- Stated goal
Go through the records and show each line where the word "boys" occurs.

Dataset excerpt

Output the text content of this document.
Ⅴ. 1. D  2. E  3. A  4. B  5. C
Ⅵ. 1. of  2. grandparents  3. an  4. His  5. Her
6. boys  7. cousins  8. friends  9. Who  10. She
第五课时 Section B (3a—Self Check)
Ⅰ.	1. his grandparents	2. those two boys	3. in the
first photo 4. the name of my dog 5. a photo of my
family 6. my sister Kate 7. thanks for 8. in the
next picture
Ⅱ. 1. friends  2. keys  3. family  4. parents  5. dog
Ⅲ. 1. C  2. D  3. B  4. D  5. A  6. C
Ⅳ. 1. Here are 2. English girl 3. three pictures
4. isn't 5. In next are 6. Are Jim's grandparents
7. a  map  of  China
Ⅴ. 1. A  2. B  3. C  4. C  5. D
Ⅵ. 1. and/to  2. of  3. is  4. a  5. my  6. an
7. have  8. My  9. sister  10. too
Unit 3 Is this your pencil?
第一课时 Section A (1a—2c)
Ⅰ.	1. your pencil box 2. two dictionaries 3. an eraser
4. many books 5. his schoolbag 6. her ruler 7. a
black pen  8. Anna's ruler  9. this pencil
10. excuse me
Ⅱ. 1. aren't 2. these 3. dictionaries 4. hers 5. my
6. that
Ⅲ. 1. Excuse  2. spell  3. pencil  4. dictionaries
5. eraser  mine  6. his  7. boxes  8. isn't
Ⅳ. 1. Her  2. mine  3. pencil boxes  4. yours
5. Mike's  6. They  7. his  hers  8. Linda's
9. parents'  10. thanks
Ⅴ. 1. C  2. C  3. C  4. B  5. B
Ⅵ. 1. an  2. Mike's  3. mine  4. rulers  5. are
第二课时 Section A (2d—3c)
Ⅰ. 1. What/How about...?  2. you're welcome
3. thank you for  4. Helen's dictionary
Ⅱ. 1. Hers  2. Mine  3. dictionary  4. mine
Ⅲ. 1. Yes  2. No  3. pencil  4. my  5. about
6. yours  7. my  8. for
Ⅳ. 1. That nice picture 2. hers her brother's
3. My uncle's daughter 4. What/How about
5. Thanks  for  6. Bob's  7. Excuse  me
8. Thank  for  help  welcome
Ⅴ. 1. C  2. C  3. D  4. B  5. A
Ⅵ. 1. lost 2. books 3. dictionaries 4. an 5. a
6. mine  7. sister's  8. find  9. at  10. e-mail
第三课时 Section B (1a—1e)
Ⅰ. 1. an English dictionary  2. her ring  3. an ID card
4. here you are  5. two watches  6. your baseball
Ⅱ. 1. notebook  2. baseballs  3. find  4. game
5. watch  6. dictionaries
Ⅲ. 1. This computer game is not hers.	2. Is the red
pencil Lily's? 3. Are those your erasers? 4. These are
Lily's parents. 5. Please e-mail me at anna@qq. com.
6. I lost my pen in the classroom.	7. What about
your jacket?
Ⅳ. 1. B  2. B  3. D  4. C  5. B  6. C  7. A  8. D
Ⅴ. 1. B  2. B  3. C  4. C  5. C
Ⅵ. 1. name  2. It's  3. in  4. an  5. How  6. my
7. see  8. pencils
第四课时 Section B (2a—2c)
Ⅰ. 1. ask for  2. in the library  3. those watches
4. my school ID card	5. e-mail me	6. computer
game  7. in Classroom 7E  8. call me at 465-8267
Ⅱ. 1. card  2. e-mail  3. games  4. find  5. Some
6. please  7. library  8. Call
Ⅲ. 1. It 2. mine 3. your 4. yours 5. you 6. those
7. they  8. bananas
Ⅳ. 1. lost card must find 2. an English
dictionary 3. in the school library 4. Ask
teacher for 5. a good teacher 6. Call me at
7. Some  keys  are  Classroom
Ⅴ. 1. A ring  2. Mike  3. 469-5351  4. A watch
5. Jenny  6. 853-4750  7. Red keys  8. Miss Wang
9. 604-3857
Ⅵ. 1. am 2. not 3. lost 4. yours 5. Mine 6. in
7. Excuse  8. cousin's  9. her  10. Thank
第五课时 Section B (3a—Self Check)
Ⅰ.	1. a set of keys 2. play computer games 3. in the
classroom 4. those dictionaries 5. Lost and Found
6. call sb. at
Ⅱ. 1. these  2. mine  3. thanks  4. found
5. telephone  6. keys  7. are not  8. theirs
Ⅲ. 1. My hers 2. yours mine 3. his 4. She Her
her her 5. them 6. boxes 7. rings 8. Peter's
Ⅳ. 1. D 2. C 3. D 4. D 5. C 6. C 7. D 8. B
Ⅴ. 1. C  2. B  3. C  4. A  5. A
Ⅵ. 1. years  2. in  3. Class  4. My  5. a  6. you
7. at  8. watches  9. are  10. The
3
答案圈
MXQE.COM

- Solution
6. boys  7. cousins  8. friends  9. Who  10. She
Ⅰ.	1. his grandparents	2. those two boys	3. in the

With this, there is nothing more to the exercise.